◆ WHAT TO WORK ON:
Transcribe the records that follow in their entirety, omitting any pictures.

◆ RECORDS PROVIDED:
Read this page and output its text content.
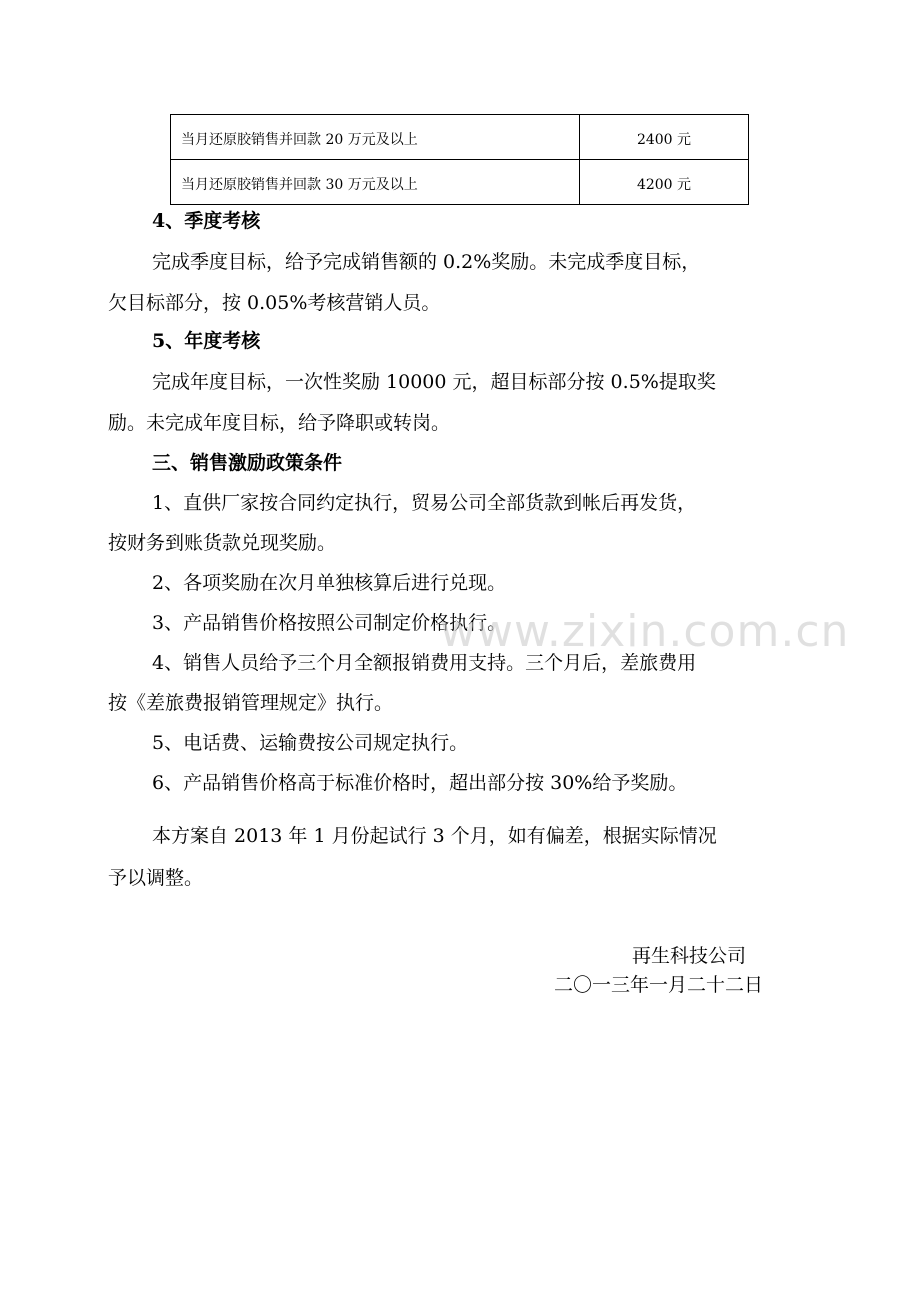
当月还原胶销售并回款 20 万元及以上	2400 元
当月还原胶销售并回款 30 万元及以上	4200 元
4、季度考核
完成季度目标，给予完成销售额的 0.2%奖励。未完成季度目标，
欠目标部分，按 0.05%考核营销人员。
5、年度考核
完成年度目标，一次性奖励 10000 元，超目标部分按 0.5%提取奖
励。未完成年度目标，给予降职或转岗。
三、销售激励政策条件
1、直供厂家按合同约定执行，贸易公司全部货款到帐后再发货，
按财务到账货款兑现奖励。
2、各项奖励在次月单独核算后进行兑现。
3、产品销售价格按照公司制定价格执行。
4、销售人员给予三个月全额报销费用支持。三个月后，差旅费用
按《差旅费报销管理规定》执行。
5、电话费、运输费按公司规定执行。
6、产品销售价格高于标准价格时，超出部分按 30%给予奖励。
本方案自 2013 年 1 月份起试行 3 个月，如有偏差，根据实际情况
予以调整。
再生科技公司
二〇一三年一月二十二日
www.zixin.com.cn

◆ WRITTEN RESPONSE:
Read this page and output its text content.
当月还原胶销售并回款 20 万元及以上	2400 元
当月还原胶销售并回款 30 万元及以上	4200 元
4、季度考核
完成季度目标，给予完成销售额的 0.2%奖励。未完成季度目标，
欠目标部分，按 0.05%考核营销人员。
5、年度考核
完成年度目标，一次性奖励 10000 元，超目标部分按 0.5%提取奖
励。未完成年度目标，给予降职或转岗。
三、销售激励政策条件
1、直供厂家按合同约定执行，贸易公司全部货款到帐后再发货，
按财务到账货款兑现奖励。
2、各项奖励在次月单独核算后进行兑现。
3、产品销售价格按照公司制定价格执行。
4、销售人员给予三个月全额报销费用支持。三个月后，差旅费用
按《差旅费报销管理规定》执行。
5、电话费、运输费按公司规定执行。
6、产品销售价格高于标准价格时，超出部分按 30%给予奖励。
本方案自 2013 年 1 月份起试行 3 个月，如有偏差，根据实际情况
予以调整。
再生科技公司
二〇一三年一月二十二日
www.zixin.com.cn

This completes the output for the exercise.